Written instruction – Repeat all entries exactly.

Extracted data entries –
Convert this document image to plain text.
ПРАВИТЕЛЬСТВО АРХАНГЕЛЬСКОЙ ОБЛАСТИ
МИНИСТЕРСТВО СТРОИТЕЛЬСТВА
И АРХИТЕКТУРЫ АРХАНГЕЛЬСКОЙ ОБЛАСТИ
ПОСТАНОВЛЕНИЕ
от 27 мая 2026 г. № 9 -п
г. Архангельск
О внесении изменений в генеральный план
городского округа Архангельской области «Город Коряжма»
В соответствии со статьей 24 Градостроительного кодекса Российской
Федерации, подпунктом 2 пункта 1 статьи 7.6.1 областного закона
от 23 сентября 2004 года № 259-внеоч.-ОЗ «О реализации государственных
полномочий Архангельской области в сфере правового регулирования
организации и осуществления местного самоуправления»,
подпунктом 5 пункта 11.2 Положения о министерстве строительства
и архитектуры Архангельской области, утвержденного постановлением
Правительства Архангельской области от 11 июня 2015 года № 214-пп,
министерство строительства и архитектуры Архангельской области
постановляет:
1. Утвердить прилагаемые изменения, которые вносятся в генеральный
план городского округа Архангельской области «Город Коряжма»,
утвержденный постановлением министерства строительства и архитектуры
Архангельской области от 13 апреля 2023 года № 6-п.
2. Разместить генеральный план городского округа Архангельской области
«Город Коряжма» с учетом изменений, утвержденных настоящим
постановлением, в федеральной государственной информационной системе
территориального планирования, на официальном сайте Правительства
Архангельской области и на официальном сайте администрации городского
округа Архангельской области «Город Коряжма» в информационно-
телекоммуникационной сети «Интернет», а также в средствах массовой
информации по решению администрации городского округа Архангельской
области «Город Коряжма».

Exercise result –
Convert this document image to plain text.
ПРАВИТЕЛЬСТВО АРХАНГЕЛЬСКОЙ ОБЛАСТИ
МИНИСТЕРСТВО СТРОИТЕЛЬСТВА
И АРХИТЕКТУРЫ АРХАНГЕЛЬСКОЙ ОБЛАСТИ
ПОСТАНОВЛЕНИЕ
от 27 мая 2026 г. № 9 -п
г. Архангельск
О внесении изменений в генеральный план
городского округа Архангельской области «Город Коряжма»
В соответствии со статьей 24 Градостроительного кодекса Российской
Федерации, подпунктом 2 пункта 1 статьи 7.6.1 областного закона
от 23 сентября 2004 года № 259-внеоч.-ОЗ «О реализации государственных
полномочий Архангельской области в сфере правового регулирования
организации и осуществления местного самоуправления»,
подпунктом 5 пункта 11.2 Положения о министерстве строительства
и архитектуры Архангельской области, утвержденного постановлением
Правительства Архангельской области от 11 июня 2015 года № 214-пп,
министерство строительства и архитектуры Архангельской области
постановляет:
1. Утвердить прилагаемые изменения, которые вносятся в генеральный
план городского округа Архангельской области «Город Коряжма»,
утвержденный постановлением министерства строительства и архитектуры
Архангельской области от 13 апреля 2023 года № 6-п.
2. Разместить генеральный план городского округа Архангельской области
«Город Коряжма» с учетом изменений, утвержденных настоящим
постановлением, в федеральной государственной информационной системе
территориального планирования, на официальном сайте Правительства
Архангельской области и на официальном сайте администрации городского
округа Архангельской области «Город Коряжма» в информационно-
телекоммуникационной сети «Интернет», а также в средствах массовой
информации по решению администрации городского округа Архангельской
области «Город Коряжма».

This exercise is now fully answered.